- Task details -
From the listing below, pull out the lines that hold "JSON".

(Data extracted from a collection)
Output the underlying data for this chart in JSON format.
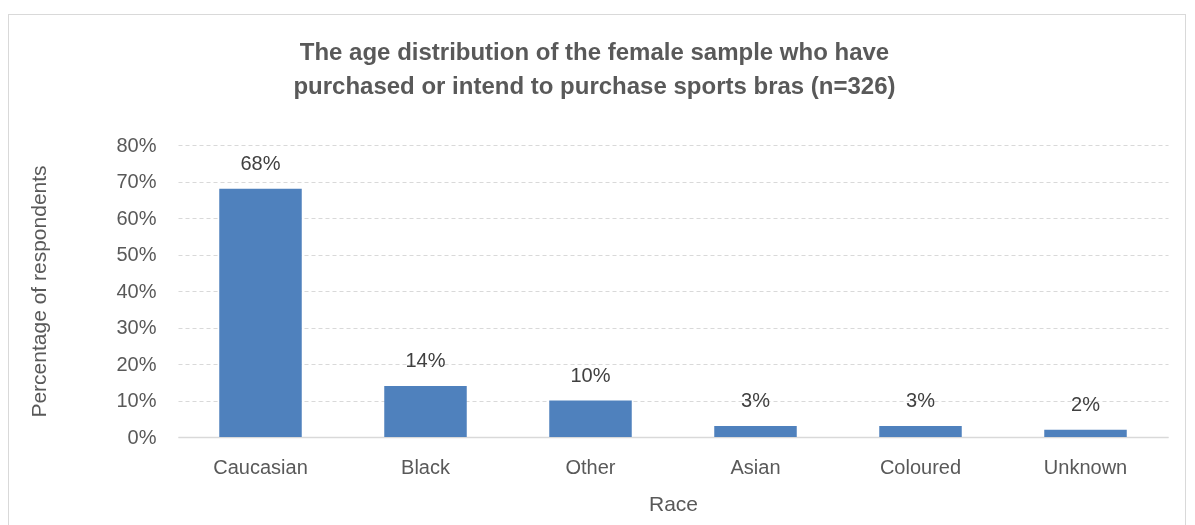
{
  "chart_data": {
    "type": "bar",
    "title": "The age distribution of the female sample who have purchased or intend to purchase sports bras (n=326)",
    "xlabel": "Race",
    "ylabel": "Percentage of respondents",
    "categories": [
      "Caucasian",
      "Black",
      "Other",
      "Asian",
      "Coloured",
      "Unknown"
    ],
    "values": [
      68,
      14,
      10,
      3,
      3,
      2
    ],
    "value_labels": [
      "68%",
      "14%",
      "10%",
      "3%",
      "3%",
      "2%"
    ],
    "color": "#4f81bd",
    "ylim": [
      0,
      80
    ],
    "yticks": [
      {
        "value": 0,
        "label": "0%"
      },
      {
        "value": 10,
        "label": "10%"
      },
      {
        "value": 20,
        "label": "20%"
      },
      {
        "value": 30,
        "label": "30%"
      },
      {
        "value": 40,
        "label": "40%"
      },
      {
        "value": 50,
        "label": "50%"
      },
      {
        "value": 60,
        "label": "60%"
      },
      {
        "value": 70,
        "label": "70%"
      },
      {
        "value": 80,
        "label": "80%"
      }
    ],
    "grid": "y"
  }
}
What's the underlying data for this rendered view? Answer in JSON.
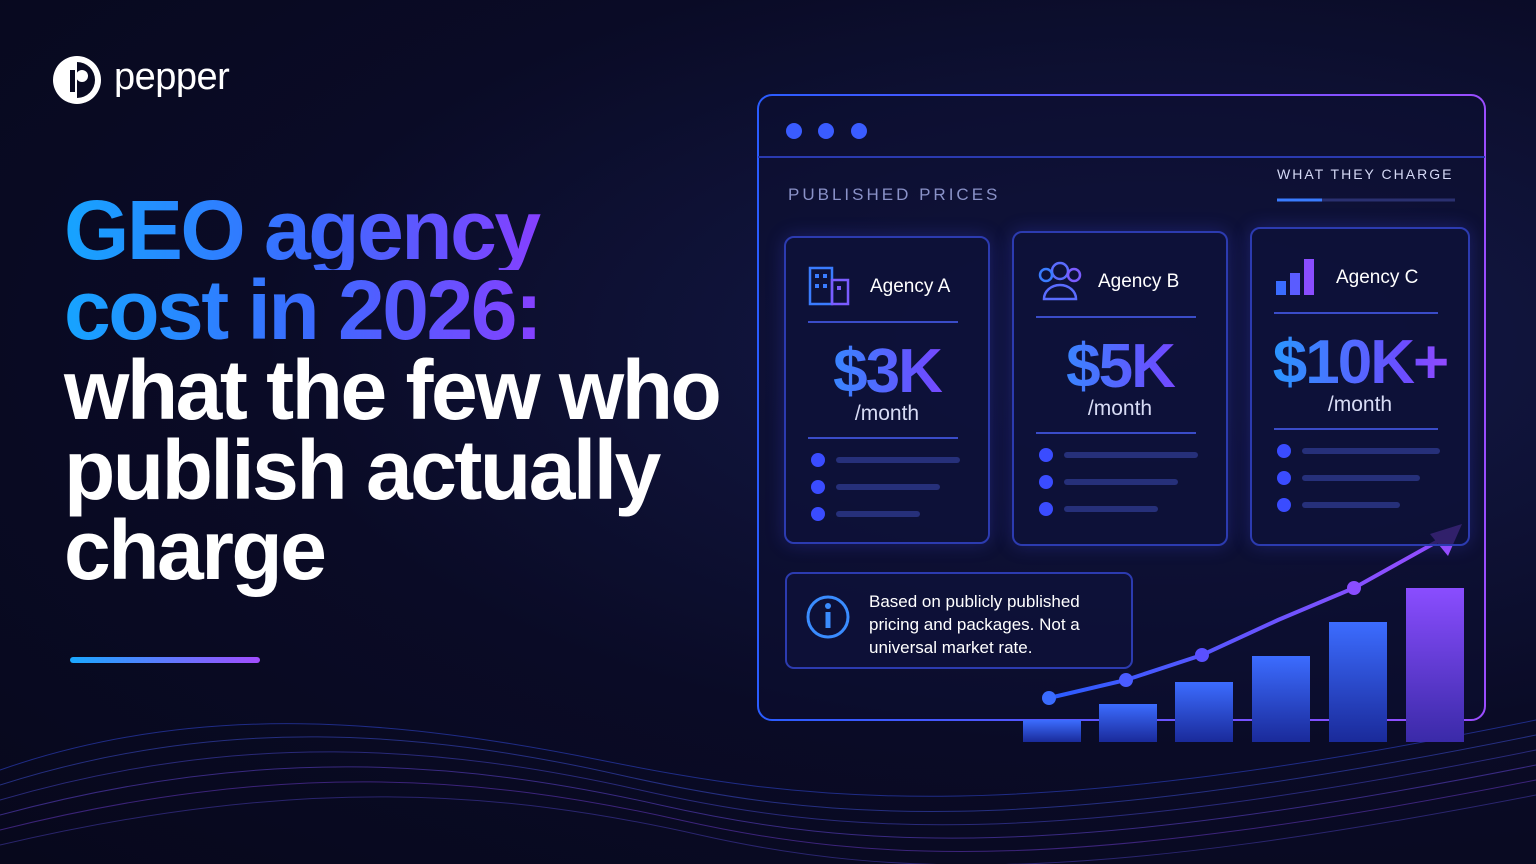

- Complete answer -
Output the underlying data for this chart in JSON format.
What's the underlying data for this rendered view? Answer in JSON.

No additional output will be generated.